### WORK TO DO
Track down the lines that contain "можно" and copy them.

─── RECORDS ───

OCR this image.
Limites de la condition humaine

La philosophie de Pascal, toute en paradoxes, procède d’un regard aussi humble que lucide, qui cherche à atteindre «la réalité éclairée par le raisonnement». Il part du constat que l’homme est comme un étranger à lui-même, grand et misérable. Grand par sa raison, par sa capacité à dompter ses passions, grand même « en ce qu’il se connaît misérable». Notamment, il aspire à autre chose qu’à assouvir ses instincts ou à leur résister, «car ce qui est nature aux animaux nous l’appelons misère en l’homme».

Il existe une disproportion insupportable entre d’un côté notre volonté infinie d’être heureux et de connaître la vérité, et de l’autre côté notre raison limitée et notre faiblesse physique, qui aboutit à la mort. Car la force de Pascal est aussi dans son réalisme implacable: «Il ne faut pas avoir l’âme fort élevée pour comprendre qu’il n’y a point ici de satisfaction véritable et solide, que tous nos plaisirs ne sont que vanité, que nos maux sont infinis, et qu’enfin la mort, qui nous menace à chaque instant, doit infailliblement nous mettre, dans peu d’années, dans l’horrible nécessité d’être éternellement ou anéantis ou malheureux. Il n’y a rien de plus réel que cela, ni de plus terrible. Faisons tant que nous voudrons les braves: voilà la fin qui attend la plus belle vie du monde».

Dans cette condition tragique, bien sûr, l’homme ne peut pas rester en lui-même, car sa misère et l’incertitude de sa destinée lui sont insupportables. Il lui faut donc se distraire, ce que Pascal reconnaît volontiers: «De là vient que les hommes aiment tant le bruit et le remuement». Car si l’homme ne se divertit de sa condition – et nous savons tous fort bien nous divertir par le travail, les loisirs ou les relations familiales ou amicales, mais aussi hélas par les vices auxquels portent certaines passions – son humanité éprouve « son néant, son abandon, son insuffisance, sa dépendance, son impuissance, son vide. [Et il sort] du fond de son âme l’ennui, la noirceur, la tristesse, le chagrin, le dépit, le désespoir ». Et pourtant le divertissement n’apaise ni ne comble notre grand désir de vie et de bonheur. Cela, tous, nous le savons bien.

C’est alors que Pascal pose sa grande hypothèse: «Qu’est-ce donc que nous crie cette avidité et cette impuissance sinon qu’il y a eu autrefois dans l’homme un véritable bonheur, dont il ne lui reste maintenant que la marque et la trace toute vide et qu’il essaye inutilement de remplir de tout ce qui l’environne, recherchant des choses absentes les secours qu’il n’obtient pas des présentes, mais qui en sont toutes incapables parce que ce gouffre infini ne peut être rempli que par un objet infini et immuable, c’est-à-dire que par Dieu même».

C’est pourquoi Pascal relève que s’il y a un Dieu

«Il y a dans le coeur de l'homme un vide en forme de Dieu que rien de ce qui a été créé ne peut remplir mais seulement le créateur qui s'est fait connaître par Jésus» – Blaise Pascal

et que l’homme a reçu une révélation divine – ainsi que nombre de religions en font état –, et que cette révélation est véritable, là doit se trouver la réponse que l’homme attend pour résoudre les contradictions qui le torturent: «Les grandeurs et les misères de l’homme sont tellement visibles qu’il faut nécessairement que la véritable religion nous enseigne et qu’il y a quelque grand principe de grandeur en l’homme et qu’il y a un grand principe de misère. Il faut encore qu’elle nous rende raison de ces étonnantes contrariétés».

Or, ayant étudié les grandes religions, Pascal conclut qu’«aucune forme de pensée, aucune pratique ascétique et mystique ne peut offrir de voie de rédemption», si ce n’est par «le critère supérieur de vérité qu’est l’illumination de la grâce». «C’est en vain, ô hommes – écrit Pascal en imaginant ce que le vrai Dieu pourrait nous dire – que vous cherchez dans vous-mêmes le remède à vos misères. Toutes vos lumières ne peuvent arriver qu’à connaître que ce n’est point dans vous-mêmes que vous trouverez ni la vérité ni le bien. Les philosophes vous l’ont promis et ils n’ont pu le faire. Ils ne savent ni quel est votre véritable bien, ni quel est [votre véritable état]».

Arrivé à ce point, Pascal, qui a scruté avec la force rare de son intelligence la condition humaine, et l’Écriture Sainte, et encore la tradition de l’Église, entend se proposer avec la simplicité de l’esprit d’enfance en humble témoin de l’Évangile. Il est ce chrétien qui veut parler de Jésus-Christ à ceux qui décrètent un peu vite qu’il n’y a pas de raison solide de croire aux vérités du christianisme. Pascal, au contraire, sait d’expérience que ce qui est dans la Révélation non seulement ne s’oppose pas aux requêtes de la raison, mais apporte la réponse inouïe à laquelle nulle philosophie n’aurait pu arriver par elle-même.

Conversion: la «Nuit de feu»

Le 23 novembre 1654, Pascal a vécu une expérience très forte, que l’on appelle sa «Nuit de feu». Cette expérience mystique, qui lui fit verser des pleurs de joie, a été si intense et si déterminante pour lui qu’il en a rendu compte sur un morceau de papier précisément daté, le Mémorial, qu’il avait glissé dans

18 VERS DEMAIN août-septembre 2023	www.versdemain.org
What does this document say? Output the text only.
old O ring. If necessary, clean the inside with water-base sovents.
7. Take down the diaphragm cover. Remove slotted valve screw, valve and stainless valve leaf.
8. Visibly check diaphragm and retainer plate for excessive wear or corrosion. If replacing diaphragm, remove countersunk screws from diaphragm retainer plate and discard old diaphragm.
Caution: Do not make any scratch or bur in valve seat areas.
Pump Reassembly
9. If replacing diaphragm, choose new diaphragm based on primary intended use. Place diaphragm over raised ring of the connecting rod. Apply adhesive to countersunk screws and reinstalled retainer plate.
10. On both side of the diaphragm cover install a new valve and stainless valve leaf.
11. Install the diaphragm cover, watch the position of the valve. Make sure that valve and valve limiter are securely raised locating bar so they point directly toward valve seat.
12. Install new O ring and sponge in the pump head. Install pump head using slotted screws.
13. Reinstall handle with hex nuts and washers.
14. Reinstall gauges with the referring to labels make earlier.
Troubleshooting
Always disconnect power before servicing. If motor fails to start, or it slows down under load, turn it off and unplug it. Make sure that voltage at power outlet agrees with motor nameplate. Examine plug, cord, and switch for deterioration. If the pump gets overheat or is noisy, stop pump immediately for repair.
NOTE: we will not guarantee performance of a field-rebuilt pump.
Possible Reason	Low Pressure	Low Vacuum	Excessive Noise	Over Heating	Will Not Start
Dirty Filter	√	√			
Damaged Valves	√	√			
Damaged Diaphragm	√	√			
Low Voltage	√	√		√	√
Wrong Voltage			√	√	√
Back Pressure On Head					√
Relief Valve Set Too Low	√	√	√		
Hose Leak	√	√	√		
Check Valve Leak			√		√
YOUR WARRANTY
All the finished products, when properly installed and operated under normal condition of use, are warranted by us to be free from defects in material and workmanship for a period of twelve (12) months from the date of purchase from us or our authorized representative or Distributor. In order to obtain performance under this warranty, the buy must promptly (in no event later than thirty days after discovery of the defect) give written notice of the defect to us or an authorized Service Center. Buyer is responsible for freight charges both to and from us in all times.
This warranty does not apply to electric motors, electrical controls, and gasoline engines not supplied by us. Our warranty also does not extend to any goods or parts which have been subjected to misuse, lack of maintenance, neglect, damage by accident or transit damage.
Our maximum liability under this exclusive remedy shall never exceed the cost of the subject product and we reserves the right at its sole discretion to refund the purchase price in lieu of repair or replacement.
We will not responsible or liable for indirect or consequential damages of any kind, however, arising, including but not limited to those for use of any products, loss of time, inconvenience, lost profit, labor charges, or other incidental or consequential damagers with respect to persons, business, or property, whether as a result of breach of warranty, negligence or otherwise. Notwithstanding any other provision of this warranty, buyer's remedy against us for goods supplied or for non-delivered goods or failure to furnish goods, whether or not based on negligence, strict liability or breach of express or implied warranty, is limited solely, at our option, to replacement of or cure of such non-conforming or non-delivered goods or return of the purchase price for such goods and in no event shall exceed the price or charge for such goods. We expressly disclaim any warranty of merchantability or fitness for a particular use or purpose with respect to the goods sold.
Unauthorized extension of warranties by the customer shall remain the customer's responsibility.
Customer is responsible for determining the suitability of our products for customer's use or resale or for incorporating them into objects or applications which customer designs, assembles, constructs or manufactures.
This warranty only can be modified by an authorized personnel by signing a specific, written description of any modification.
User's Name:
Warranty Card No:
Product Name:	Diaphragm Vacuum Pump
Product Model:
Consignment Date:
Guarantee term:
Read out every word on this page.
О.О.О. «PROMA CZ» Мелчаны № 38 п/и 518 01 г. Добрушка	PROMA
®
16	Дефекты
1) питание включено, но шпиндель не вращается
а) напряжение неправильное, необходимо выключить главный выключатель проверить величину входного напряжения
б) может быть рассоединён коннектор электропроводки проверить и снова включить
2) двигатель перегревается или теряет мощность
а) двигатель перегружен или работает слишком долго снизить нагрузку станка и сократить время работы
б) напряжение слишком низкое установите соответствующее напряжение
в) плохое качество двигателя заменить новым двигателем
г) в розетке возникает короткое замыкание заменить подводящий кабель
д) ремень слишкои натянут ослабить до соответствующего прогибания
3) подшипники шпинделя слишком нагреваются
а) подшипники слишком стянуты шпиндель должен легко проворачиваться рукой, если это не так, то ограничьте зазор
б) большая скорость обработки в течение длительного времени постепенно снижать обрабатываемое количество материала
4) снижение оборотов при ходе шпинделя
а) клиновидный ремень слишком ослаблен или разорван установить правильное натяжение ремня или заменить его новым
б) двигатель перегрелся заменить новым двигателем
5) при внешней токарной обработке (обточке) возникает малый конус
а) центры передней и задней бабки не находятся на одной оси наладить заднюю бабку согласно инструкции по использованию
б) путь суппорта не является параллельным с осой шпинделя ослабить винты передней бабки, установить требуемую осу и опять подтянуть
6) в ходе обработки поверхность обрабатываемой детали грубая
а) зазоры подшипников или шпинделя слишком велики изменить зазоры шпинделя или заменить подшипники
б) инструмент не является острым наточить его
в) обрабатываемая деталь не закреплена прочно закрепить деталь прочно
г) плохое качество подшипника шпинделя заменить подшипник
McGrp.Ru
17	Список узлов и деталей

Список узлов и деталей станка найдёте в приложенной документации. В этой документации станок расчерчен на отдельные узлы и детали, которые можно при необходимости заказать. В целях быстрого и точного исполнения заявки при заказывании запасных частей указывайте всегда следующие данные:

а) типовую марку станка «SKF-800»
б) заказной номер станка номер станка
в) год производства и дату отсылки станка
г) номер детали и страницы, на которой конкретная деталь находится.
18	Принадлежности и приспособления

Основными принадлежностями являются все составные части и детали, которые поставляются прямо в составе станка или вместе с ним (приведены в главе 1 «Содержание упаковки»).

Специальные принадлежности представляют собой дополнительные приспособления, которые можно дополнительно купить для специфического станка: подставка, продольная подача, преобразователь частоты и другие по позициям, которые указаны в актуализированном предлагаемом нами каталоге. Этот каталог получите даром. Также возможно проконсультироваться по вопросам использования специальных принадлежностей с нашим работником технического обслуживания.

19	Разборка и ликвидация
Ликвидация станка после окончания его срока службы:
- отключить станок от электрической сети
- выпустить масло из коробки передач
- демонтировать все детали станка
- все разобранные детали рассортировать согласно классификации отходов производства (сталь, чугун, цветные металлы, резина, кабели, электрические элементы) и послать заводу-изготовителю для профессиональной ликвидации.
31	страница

───

### WRITTEN SOLUTION
Список узлов и деталей станка найдёте в приложенной документации. В этой документации станок расчерчен на отдельные узлы и детали, которые можно при необходимости заказать. В целях быстрого и точного исполнения заявки при заказывании запасных частей указывайте всегда следующие данные:
Специальные принадлежности представляют собой дополнительные приспособления, которые можно дополнительно купить для специфического станка: подставка, продольная подача, преобразователь частоты и другие по позициям, которые указаны в актуализированном предлагаемом нами каталоге. Этот каталог получите даром. Также возможно проконсультироваться по вопросам использования специальных принадлежностей с нашим работником технического обслуживания.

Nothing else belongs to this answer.